+++ Exercise data +++

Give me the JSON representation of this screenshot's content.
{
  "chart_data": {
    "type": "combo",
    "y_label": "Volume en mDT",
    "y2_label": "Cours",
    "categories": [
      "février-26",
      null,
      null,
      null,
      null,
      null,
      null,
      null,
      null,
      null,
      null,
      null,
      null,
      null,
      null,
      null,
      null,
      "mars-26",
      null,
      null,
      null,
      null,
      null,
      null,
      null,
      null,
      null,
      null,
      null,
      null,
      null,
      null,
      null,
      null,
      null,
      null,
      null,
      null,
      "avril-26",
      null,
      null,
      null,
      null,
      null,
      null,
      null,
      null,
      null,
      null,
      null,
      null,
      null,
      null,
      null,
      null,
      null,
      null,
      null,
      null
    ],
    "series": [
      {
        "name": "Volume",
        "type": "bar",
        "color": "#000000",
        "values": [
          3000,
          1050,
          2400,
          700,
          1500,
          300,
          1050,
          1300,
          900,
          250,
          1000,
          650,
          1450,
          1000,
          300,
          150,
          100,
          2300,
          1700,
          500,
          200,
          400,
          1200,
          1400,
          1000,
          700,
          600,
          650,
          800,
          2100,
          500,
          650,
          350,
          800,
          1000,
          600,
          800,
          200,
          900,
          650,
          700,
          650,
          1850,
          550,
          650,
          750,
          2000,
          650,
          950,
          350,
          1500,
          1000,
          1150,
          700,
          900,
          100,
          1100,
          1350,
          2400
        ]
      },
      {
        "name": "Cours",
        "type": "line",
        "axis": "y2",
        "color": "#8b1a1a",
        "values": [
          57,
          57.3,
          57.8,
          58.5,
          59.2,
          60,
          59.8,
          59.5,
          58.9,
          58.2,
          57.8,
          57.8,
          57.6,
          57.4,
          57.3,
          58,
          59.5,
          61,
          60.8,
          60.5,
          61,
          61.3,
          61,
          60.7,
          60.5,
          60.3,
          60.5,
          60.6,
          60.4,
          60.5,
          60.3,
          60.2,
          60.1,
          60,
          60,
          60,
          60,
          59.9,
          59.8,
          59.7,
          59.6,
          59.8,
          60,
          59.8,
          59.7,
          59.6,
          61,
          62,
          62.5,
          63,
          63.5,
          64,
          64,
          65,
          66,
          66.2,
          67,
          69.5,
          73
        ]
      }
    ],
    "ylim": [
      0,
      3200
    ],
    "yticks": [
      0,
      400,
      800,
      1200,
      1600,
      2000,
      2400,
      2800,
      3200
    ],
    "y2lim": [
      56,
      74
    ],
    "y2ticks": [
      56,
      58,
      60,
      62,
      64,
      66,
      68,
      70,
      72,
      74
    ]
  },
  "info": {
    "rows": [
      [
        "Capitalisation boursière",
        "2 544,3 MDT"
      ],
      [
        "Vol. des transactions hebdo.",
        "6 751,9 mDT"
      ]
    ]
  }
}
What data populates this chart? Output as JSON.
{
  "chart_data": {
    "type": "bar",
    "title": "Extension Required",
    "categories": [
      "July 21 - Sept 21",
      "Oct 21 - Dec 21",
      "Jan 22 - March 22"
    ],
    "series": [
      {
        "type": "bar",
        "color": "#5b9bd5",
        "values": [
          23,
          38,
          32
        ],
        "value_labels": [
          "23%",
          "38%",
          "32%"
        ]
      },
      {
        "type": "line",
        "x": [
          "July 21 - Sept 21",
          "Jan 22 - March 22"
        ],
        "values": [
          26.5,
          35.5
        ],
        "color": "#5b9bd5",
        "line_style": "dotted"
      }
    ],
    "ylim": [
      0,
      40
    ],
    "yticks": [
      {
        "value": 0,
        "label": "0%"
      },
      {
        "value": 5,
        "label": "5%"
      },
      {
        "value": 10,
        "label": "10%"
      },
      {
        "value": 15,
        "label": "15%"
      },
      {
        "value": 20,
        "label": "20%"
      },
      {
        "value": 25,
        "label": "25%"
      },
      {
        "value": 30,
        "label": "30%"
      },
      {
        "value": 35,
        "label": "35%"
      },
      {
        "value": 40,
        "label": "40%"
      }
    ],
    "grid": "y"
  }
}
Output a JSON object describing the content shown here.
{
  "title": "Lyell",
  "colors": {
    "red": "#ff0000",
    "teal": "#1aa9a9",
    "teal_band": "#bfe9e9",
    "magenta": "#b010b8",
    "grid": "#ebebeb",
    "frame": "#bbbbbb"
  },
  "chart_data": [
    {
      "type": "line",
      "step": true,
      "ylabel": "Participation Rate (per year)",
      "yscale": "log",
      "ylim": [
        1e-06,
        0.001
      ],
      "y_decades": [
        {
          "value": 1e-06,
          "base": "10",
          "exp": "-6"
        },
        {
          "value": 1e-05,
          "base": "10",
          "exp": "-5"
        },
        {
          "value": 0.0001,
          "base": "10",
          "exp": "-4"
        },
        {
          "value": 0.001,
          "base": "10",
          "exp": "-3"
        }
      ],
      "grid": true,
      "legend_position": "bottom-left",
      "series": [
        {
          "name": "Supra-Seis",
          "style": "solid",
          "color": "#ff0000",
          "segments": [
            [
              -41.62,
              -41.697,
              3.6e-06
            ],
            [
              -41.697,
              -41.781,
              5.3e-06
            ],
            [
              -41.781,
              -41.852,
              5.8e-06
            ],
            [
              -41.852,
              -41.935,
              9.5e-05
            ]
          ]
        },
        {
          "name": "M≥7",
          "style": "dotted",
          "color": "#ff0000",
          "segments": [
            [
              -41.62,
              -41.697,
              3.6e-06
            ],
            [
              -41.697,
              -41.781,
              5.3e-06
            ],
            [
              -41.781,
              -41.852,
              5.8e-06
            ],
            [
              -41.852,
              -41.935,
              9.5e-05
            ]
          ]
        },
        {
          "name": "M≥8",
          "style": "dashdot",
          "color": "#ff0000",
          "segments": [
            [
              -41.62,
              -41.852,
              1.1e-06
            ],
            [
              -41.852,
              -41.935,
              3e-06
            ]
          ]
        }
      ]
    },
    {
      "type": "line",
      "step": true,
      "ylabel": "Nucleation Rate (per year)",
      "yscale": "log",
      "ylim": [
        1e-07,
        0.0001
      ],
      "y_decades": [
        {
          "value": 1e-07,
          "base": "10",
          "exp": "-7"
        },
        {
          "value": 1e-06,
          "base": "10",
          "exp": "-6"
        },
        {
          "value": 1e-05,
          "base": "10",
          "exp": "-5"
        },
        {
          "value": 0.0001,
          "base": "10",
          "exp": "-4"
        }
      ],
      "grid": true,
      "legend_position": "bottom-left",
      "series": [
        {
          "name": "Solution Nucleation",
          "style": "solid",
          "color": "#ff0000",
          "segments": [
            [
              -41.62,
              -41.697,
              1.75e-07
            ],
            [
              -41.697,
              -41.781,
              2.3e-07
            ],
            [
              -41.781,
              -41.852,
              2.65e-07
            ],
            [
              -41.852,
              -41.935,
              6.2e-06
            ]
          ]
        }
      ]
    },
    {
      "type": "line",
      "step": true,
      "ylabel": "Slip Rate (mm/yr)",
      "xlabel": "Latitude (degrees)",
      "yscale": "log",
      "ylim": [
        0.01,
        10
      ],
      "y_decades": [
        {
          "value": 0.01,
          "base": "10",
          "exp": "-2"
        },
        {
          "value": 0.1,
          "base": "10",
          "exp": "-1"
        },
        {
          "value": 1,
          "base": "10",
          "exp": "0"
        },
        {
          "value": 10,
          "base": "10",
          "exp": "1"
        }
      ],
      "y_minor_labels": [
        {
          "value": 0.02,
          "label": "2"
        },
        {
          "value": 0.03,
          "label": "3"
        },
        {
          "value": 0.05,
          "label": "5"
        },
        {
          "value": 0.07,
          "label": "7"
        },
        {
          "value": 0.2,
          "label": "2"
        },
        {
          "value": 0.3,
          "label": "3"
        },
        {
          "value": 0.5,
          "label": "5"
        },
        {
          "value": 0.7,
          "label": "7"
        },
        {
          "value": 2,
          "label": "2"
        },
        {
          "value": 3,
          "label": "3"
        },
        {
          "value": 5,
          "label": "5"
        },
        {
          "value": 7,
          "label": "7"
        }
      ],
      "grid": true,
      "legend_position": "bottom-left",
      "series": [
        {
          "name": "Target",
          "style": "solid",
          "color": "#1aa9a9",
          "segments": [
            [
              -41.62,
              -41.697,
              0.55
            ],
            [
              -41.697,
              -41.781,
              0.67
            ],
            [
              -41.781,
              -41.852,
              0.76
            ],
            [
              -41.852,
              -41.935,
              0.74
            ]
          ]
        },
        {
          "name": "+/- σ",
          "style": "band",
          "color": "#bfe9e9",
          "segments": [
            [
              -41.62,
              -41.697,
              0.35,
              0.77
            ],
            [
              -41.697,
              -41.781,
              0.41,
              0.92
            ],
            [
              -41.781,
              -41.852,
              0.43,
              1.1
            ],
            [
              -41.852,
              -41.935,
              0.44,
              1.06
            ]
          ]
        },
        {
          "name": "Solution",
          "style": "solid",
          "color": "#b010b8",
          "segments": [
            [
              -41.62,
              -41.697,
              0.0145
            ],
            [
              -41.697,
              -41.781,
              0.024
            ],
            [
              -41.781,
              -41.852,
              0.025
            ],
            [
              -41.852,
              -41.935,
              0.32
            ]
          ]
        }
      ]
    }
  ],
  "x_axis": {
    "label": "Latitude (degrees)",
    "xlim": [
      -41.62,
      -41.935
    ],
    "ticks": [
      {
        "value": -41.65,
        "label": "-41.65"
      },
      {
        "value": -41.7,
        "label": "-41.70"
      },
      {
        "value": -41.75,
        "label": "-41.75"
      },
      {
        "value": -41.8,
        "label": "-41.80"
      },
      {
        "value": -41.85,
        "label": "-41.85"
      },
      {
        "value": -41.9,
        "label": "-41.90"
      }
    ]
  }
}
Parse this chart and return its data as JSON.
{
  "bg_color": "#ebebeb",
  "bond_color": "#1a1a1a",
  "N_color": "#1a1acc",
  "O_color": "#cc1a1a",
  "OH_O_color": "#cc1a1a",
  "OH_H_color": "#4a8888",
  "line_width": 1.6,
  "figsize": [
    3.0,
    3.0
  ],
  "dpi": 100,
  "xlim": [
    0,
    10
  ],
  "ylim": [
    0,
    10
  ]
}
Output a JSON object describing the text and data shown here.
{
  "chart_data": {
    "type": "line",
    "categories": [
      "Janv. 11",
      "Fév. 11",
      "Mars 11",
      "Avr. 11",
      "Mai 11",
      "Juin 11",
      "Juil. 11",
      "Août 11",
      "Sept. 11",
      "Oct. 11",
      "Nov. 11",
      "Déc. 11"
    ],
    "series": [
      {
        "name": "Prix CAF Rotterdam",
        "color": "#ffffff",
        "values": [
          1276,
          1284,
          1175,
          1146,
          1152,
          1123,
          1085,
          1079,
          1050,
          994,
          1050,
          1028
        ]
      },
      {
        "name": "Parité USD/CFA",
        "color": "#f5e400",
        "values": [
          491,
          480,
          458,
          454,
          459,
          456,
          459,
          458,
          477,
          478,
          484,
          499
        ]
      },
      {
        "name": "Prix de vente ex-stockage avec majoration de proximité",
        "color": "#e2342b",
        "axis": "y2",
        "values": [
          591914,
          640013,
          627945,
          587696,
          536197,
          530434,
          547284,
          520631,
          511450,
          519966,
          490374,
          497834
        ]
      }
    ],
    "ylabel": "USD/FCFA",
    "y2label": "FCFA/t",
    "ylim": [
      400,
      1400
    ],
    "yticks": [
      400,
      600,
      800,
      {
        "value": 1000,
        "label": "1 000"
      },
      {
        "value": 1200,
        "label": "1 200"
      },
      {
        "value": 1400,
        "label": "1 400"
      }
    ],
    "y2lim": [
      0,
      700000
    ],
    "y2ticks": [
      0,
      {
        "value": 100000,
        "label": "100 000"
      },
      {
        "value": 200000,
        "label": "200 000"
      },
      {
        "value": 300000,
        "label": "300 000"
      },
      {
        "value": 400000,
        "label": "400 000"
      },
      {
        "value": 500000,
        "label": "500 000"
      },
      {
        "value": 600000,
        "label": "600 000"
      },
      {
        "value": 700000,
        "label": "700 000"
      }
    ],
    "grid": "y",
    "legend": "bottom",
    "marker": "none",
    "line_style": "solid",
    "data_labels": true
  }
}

+++

Track down the lines that include the word "this" and copy them.

Give me the JSON representation of this screenshot's content.
What data populates this chart? Output as JSON.
Parse this chart and return its data as JSON.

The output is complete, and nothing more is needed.